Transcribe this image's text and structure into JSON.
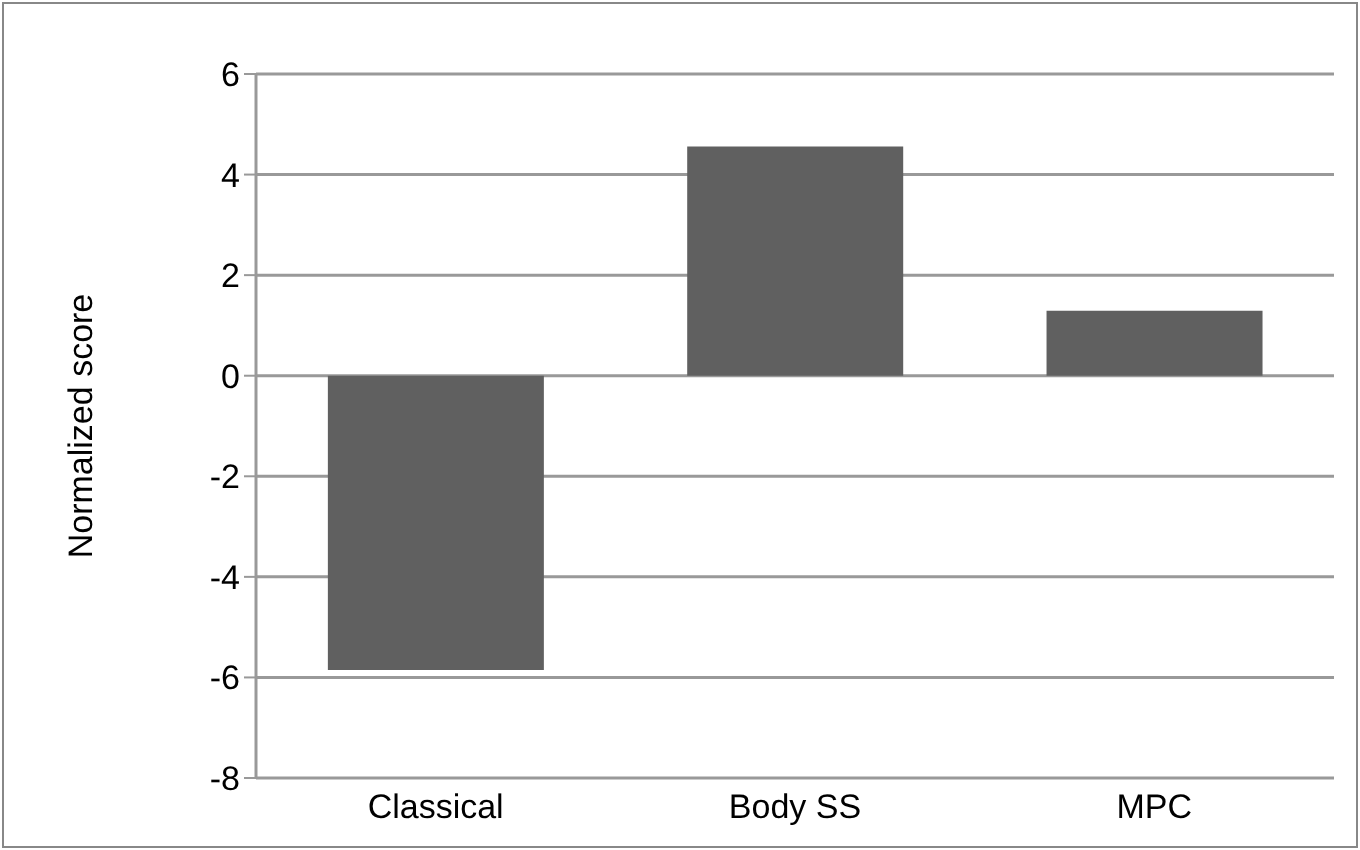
{
  "chart_data": {
    "type": "bar",
    "ylabel": "Normalized score",
    "categories": [
      "Classical",
      "Body SS",
      "MPC"
    ],
    "values": [
      -5.85,
      4.56,
      1.29
    ],
    "color": "#606060",
    "ylim": [
      -8,
      6
    ],
    "yticks": [
      -8,
      -6,
      -4,
      -2,
      0,
      2,
      4,
      6
    ],
    "grid": "y",
    "legend": false
  }
}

**WHAT TO WORK ON**. Reproduce each entry verbatim, excluding any embedded images.

**RESPONSE BELOW**.
Transcribe this image's text and structure into JSON.
{
  "chart_data": {
    "type": "bar",
    "ylabel": "Normalized score",
    "categories": [
      "Classical",
      "Body SS",
      "MPC"
    ],
    "values": [
      -5.85,
      4.56,
      1.29
    ],
    "color": "#606060",
    "ylim": [
      -8,
      6
    ],
    "yticks": [
      -8,
      -6,
      -4,
      -2,
      0,
      2,
      4,
      6
    ],
    "grid": "y",
    "legend": false
  }
}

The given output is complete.